**Stored rows**
+---+

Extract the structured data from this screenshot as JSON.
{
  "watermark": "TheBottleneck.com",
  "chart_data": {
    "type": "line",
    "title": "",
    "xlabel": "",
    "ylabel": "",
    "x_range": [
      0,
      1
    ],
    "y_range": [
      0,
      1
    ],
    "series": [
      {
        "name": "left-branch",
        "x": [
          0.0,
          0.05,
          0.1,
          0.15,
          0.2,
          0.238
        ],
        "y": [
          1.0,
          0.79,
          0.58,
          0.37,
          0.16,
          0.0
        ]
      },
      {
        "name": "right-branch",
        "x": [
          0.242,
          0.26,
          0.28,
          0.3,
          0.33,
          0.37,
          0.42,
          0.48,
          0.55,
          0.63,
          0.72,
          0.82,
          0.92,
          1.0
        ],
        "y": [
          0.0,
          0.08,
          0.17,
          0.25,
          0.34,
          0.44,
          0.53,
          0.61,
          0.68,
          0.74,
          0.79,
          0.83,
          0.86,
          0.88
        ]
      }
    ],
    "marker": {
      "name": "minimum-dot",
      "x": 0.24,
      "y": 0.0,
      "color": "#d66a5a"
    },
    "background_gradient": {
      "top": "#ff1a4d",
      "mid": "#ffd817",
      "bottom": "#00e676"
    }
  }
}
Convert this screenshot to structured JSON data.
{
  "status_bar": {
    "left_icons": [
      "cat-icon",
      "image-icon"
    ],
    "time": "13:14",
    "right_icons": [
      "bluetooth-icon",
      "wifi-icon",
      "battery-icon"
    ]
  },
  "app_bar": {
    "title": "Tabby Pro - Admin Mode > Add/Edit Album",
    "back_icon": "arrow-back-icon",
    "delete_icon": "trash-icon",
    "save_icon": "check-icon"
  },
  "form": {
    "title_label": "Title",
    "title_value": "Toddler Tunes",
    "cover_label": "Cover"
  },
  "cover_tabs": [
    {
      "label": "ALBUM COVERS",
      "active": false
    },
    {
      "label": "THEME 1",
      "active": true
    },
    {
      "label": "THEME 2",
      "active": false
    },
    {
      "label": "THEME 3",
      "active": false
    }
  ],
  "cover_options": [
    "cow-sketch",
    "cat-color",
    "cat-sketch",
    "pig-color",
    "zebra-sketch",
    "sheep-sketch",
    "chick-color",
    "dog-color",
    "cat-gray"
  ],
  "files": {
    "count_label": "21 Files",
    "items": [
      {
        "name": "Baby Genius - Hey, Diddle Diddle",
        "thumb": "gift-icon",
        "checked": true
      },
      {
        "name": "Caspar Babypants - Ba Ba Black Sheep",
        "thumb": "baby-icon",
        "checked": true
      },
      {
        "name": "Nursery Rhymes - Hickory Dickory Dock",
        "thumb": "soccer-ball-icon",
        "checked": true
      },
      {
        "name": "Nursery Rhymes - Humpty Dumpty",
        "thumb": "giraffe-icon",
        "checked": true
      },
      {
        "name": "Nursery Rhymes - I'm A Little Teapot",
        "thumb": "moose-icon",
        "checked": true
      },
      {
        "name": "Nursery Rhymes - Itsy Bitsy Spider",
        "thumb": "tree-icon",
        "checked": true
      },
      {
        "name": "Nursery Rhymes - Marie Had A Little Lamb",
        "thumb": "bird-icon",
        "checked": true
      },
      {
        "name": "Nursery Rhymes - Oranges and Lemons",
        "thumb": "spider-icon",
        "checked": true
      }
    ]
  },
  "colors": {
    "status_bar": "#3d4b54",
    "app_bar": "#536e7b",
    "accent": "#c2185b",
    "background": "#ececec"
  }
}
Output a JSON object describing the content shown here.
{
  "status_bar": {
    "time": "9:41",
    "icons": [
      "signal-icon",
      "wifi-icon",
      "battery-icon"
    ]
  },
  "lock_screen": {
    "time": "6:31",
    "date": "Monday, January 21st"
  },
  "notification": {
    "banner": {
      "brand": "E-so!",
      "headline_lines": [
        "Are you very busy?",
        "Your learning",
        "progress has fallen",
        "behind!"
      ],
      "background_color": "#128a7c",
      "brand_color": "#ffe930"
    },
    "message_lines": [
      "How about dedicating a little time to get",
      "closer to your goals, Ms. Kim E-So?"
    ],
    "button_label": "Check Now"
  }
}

+---+

Wherever the word "time" occurs in a line of the listing, copy that line.

**Solution to this problem**
    "time": "13:14",
    "time": "9:41",
    "time": "6:31",
      "How about dedicating a little time to get",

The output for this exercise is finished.